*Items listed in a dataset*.
+--
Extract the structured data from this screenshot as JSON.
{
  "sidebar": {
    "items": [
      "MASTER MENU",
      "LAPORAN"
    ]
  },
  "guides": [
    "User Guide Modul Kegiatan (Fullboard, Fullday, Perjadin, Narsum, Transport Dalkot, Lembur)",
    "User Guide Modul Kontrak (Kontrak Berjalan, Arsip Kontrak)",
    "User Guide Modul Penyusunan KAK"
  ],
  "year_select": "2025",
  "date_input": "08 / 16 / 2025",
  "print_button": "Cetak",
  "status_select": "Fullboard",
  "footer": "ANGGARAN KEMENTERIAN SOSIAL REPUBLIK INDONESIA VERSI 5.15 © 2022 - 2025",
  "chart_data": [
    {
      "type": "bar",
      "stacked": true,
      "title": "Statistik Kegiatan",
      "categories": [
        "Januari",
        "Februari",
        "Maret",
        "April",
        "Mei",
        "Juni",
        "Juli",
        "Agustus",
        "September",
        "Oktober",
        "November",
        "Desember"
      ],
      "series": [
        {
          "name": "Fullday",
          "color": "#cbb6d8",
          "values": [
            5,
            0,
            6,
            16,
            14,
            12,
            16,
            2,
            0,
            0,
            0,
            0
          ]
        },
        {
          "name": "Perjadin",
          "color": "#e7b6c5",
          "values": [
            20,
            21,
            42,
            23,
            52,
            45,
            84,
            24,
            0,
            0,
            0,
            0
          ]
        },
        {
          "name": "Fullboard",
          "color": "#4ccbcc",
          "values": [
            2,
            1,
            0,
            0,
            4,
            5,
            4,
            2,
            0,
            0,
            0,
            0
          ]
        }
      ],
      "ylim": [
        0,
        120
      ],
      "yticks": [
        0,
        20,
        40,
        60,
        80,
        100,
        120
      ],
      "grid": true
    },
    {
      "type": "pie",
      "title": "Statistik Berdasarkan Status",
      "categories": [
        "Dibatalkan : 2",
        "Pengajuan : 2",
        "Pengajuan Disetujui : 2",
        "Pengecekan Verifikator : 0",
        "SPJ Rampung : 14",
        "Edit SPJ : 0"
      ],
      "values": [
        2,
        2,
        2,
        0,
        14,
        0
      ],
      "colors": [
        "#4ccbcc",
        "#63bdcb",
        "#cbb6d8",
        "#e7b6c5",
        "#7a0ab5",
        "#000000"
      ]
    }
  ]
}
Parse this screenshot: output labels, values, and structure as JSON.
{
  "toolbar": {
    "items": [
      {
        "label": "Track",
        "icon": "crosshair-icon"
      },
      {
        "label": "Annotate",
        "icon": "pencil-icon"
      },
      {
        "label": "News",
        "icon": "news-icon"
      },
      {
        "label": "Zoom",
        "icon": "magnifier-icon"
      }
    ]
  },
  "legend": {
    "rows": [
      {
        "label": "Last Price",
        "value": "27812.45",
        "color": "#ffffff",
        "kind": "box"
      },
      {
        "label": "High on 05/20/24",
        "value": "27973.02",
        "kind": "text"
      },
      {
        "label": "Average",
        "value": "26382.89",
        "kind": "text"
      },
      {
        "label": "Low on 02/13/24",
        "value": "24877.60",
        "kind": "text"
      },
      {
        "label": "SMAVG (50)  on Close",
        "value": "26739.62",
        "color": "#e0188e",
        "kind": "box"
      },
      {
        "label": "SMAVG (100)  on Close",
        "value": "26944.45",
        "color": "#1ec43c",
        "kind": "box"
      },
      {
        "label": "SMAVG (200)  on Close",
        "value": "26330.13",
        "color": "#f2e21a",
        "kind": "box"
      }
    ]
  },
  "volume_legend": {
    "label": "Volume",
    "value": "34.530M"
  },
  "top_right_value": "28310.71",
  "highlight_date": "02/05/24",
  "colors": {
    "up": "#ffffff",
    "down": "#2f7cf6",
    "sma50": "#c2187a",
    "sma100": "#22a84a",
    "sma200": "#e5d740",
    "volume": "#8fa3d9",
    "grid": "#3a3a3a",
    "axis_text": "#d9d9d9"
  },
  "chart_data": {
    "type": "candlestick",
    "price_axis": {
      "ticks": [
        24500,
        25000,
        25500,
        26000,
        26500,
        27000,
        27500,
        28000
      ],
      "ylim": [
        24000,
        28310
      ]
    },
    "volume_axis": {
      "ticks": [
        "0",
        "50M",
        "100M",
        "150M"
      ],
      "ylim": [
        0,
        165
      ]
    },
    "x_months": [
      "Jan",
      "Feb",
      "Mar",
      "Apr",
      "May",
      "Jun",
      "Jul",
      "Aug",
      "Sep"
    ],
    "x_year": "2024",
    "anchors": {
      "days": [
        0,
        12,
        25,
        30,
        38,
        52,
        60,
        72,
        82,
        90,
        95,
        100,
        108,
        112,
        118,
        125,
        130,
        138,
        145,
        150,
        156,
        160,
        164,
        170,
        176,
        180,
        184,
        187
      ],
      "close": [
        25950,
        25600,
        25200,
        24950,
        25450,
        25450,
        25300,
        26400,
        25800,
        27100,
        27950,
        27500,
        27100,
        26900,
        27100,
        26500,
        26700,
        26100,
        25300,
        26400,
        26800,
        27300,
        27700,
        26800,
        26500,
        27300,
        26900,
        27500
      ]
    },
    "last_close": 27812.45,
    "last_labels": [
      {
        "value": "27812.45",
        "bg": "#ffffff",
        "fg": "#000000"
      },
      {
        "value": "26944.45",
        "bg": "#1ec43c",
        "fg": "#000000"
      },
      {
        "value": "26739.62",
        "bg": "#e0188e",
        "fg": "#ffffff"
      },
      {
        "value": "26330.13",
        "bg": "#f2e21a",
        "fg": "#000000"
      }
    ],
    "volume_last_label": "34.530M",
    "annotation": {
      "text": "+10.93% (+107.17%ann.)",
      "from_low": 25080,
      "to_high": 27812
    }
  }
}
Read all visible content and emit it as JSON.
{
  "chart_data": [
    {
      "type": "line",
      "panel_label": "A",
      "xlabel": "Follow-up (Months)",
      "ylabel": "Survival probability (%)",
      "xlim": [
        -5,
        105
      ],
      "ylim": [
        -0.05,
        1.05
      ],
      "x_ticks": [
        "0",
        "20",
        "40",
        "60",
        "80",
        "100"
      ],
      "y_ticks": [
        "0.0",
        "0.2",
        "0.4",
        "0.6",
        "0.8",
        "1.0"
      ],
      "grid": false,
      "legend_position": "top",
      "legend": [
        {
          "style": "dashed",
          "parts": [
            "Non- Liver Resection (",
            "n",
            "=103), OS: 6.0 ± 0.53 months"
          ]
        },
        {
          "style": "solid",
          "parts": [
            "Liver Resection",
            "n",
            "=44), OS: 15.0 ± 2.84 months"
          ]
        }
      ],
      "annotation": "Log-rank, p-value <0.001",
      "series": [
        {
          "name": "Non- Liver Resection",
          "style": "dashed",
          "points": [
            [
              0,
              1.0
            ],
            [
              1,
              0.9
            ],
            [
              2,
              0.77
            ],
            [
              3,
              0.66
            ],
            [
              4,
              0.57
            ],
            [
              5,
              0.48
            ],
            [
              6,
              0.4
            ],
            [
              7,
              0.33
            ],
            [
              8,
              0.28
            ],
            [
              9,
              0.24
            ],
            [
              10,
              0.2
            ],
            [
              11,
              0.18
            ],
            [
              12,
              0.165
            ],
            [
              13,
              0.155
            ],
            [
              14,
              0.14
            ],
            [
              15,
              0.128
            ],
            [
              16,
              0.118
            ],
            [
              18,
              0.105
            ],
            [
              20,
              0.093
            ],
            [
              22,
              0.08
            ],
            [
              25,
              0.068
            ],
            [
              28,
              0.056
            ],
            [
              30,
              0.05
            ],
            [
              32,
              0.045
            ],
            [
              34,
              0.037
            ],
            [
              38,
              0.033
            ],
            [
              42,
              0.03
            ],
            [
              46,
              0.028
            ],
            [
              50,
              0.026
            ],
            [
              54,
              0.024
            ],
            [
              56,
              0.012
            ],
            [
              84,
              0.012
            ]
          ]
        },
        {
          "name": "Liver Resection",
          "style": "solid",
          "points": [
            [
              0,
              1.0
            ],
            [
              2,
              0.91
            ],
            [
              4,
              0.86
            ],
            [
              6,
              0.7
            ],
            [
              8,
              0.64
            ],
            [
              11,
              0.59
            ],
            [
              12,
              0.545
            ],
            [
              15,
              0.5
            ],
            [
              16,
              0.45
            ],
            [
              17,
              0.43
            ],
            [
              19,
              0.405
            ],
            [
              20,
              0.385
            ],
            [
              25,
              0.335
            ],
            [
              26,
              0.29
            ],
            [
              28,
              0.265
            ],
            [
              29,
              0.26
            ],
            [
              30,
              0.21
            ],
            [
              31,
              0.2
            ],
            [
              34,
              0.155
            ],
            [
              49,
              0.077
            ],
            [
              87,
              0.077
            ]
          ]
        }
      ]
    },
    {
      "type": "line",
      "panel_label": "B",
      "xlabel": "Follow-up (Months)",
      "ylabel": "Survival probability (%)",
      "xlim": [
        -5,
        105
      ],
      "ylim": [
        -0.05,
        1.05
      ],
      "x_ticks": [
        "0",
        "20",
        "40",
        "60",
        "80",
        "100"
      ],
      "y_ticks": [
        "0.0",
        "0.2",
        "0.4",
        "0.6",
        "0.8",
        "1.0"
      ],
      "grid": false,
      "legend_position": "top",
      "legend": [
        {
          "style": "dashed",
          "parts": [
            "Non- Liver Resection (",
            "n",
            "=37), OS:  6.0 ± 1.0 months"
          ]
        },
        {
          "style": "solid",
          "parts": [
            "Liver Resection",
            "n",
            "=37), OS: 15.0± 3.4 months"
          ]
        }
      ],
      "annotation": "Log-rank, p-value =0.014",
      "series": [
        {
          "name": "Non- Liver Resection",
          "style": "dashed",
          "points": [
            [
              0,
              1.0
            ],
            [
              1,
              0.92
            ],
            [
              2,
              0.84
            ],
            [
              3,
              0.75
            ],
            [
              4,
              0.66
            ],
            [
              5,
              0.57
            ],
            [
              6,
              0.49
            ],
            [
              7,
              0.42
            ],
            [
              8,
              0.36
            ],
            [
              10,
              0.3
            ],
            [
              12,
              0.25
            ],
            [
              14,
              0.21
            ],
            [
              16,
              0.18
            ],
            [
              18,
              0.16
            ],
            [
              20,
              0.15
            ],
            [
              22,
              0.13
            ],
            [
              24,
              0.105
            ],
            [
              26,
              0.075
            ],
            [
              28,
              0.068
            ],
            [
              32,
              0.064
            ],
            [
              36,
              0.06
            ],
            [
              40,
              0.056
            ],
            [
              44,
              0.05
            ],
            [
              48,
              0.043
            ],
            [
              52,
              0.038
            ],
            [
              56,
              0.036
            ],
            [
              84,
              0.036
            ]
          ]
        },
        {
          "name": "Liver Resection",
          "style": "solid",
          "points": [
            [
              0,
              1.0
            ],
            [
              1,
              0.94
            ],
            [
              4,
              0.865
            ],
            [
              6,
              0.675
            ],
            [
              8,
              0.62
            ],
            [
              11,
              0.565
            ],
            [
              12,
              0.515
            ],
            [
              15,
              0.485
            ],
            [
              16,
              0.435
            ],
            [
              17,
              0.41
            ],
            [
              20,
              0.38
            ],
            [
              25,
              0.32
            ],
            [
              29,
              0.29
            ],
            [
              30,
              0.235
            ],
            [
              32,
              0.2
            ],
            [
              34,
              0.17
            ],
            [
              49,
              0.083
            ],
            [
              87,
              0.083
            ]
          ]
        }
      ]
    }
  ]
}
+--
*Given request*.
Within the entries above, work out how many lines contain the word "grid". The number alone is the answer.

*Complete response*.
4